** begin Raw data **
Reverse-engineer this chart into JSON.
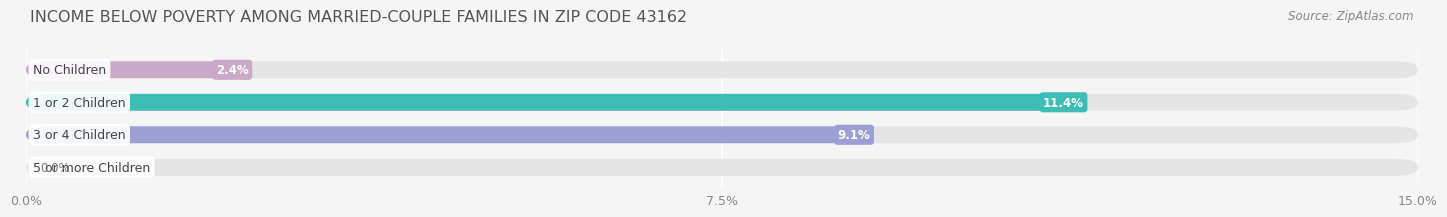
{
  "title": "INCOME BELOW POVERTY AMONG MARRIED-COUPLE FAMILIES IN ZIP CODE 43162",
  "source": "Source: ZipAtlas.com",
  "categories": [
    "No Children",
    "1 or 2 Children",
    "3 or 4 Children",
    "5 or more Children"
  ],
  "values": [
    2.4,
    11.4,
    9.1,
    0.0
  ],
  "bar_colors": [
    "#c9a8c8",
    "#3dbdb5",
    "#9b9fd4",
    "#f4a0b0"
  ],
  "value_label_colors": [
    "#888888",
    "#3dbdb5",
    "#9b9fd4",
    "#888888"
  ],
  "xlim": [
    0,
    15.0
  ],
  "xticks": [
    0.0,
    7.5,
    15.0
  ],
  "xticklabels": [
    "0.0%",
    "7.5%",
    "15.0%"
  ],
  "bar_height": 0.52,
  "background_color": "#f5f5f5",
  "bar_bg_color": "#e5e5e5",
  "title_fontsize": 11.5,
  "source_fontsize": 8.5,
  "tick_fontsize": 9,
  "value_label_fontsize": 8.5,
  "category_fontsize": 9
}
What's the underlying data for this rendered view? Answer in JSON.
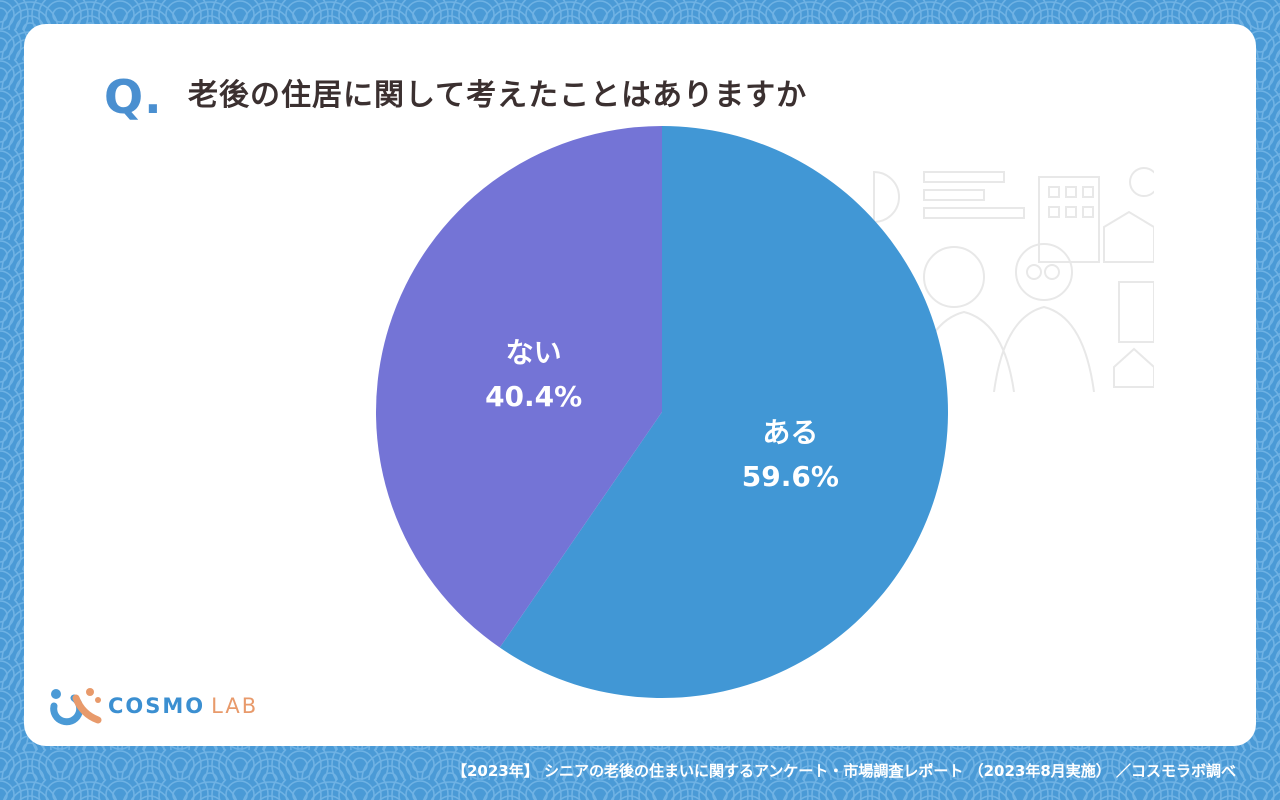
{
  "question": {
    "mark": "Q.",
    "text": "老後の住居に関して考えたことはありますか"
  },
  "chart_data": {
    "type": "pie",
    "title": "老後の住居に関して考えたことはありますか",
    "slices": [
      {
        "label": "ある",
        "value": 59.6,
        "value_label": "59.6%",
        "color": "#4197d5"
      },
      {
        "label": "ない",
        "value": 40.4,
        "value_label": "40.4%",
        "color": "#7474d6"
      }
    ],
    "start": "12 o'clock",
    "direction": "clockwise"
  },
  "logo": {
    "cosmo": "COSMO",
    "lab": "LAB"
  },
  "footer": {
    "source": "【2023年】 シニアの老後の住まいに関するアンケート・市場調査レポート （2023年8月実施） ／コスモラボ調べ"
  },
  "colors": {
    "background": "#4a9ad6",
    "card": "#ffffff",
    "accent": "#4a8fd0",
    "title_text": "#3b3030"
  }
}
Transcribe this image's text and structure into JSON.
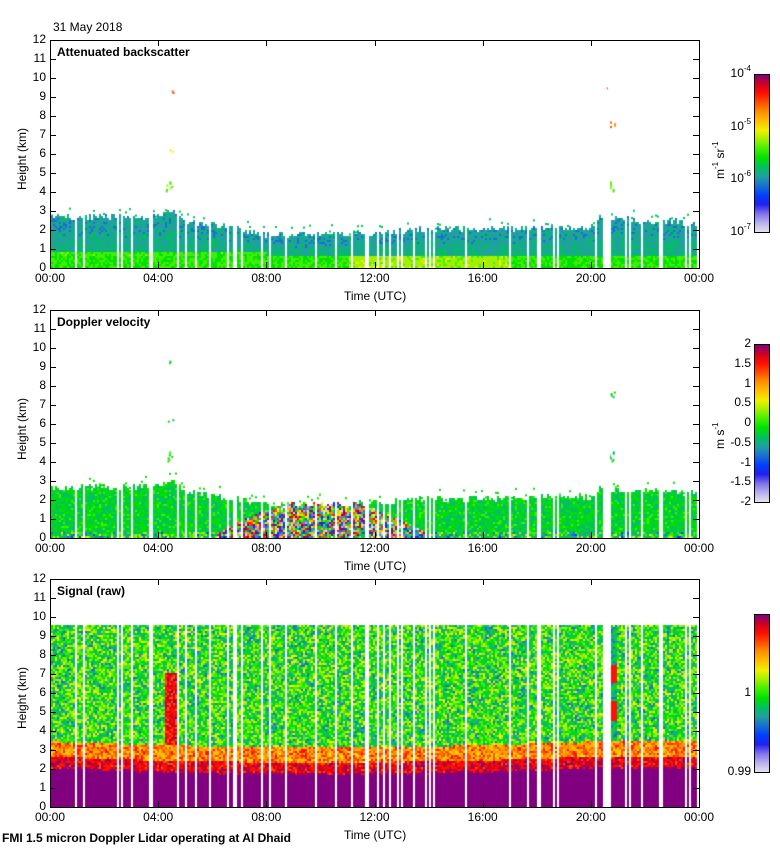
{
  "date_label": "31 May 2018",
  "footer": "FMI 1.5 micron Doppler Lidar operating at Al Dhaid",
  "colormap": [
    "#e6e0ec",
    "#b8b0ec",
    "#8070ec",
    "#2020f0",
    "#0040ff",
    "#1870d0",
    "#20a0a0",
    "#00c060",
    "#00e000",
    "#40f000",
    "#a0f000",
    "#f0f000",
    "#ffc000",
    "#ff9000",
    "#ff5000",
    "#ff1000",
    "#d00020",
    "#800080"
  ],
  "chart_data": [
    {
      "type": "heatmap",
      "title": "Attenuated backscatter",
      "xlabel": "Time (UTC)",
      "ylabel": "Height (km)",
      "x_ticks": [
        "00:00",
        "04:00",
        "08:00",
        "12:00",
        "16:00",
        "20:00",
        "00:00"
      ],
      "y_ticks": [
        0,
        1,
        2,
        3,
        4,
        5,
        6,
        7,
        8,
        9,
        10,
        11,
        12
      ],
      "ylim": [
        0,
        12
      ],
      "xlim_hours": [
        0,
        24
      ],
      "colorbar": {
        "scale": "log",
        "range": [
          1e-07,
          0.0001
        ],
        "ticks": [
          {
            "base": "10",
            "exp": "-7",
            "v": 0
          },
          {
            "base": "10",
            "exp": "-6",
            "v": 0.333
          },
          {
            "base": "10",
            "exp": "-5",
            "v": 0.667
          },
          {
            "base": "10",
            "exp": "-4",
            "v": 1
          }
        ],
        "unit_html": "m<sup>-1</sup> sr<sup>-1</sup>"
      },
      "layer_top_km": [
        [
          0,
          2.6
        ],
        [
          4,
          2.7
        ],
        [
          4.5,
          3.1
        ],
        [
          5,
          2.4
        ],
        [
          7,
          2.0
        ],
        [
          8,
          1.7
        ],
        [
          12,
          1.8
        ],
        [
          14,
          2.0
        ],
        [
          20,
          2.1
        ],
        [
          20.3,
          2.6
        ],
        [
          24,
          2.3
        ]
      ],
      "features": [
        {
          "hour": 4.35,
          "km_from": 4.1,
          "km_to": 4.6,
          "value": 0.55
        },
        {
          "hour": 4.4,
          "km_from": 6.2,
          "km_to": 6.3,
          "value": 0.65
        },
        {
          "hour": 4.4,
          "km_from": 9.3,
          "km_to": 9.4,
          "value": 0.8
        },
        {
          "hour": 20.7,
          "km_from": 4.1,
          "km_to": 4.6,
          "value": 0.55
        },
        {
          "hour": 20.75,
          "km_from": 7.5,
          "km_to": 7.8,
          "value": 0.78
        },
        {
          "hour": 20.5,
          "km_from": 9.55,
          "km_to": 9.6,
          "value": 0.9
        }
      ],
      "mode": "backscatter"
    },
    {
      "type": "heatmap",
      "title": "Doppler velocity",
      "xlabel": "Time (UTC)",
      "ylabel": "Height (km)",
      "x_ticks": [
        "00:00",
        "04:00",
        "08:00",
        "12:00",
        "16:00",
        "20:00",
        "00:00"
      ],
      "y_ticks": [
        0,
        1,
        2,
        3,
        4,
        5,
        6,
        7,
        8,
        9,
        10,
        11,
        12
      ],
      "ylim": [
        0,
        12
      ],
      "xlim_hours": [
        0,
        24
      ],
      "colorbar": {
        "scale": "linear",
        "range": [
          -2,
          2
        ],
        "ticks": [
          {
            "base": "2",
            "v": 1
          },
          {
            "base": "1.5",
            "v": 0.875
          },
          {
            "base": "1",
            "v": 0.75
          },
          {
            "base": "0.5",
            "v": 0.625
          },
          {
            "base": "0",
            "v": 0.5
          },
          {
            "base": "-0.5",
            "v": 0.375
          },
          {
            "base": "-1",
            "v": 0.25
          },
          {
            "base": "-1.5",
            "v": 0.125
          },
          {
            "base": "-2",
            "v": 0
          }
        ],
        "unit_html": "m s<sup>-1</sup>"
      },
      "layer_top_km": [
        [
          0,
          2.6
        ],
        [
          4,
          2.7
        ],
        [
          4.5,
          3.1
        ],
        [
          5,
          2.4
        ],
        [
          7,
          2.0
        ],
        [
          8,
          1.7
        ],
        [
          12,
          1.8
        ],
        [
          14,
          2.0
        ],
        [
          20,
          2.1
        ],
        [
          20.3,
          2.6
        ],
        [
          24,
          2.3
        ]
      ],
      "convective_window_hours": [
        6,
        14
      ],
      "features": [
        {
          "hour": 4.35,
          "km_from": 4.1,
          "km_to": 4.6,
          "value": 0.5
        },
        {
          "hour": 4.4,
          "km_from": 6.2,
          "km_to": 6.3,
          "value": 0.45
        },
        {
          "hour": 4.4,
          "km_from": 9.3,
          "km_to": 9.4,
          "value": 0.45
        },
        {
          "hour": 20.7,
          "km_from": 4.1,
          "km_to": 4.6,
          "value": 0.45
        },
        {
          "hour": 20.75,
          "km_from": 7.5,
          "km_to": 7.8,
          "value": 0.45
        }
      ],
      "mode": "velocity"
    },
    {
      "type": "heatmap",
      "title": "Signal (raw)",
      "xlabel": "Time (UTC)",
      "ylabel": "Height (km)",
      "x_ticks": [
        "00:00",
        "04:00",
        "08:00",
        "12:00",
        "16:00",
        "20:00",
        "00:00"
      ],
      "y_ticks": [
        0,
        1,
        2,
        3,
        4,
        5,
        6,
        7,
        8,
        9,
        10,
        11,
        12
      ],
      "ylim": [
        0,
        12
      ],
      "xlim_hours": [
        0,
        24
      ],
      "colorbar": {
        "scale": "linear",
        "range": [
          0.99,
          1.01
        ],
        "ticks": [
          {
            "base": "1",
            "v": 0.5
          },
          {
            "base": "0.99",
            "v": 0
          }
        ],
        "unit_html": ""
      },
      "data_top_km": 9.6,
      "saturated_top_km": [
        [
          0,
          2.0
        ],
        [
          4,
          1.8
        ],
        [
          8,
          1.7
        ],
        [
          12,
          1.7
        ],
        [
          16,
          1.8
        ],
        [
          20,
          2.0
        ],
        [
          24,
          2.0
        ]
      ],
      "mode": "signal"
    }
  ]
}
** end Raw data **
**Goal of the exercise:** Which lines contain the word "Children"? Copy each of them.

**The reply:**
    "No Children",
    "1 or 2 Children",
    "3 or 4 Children",
    "5 or more Children"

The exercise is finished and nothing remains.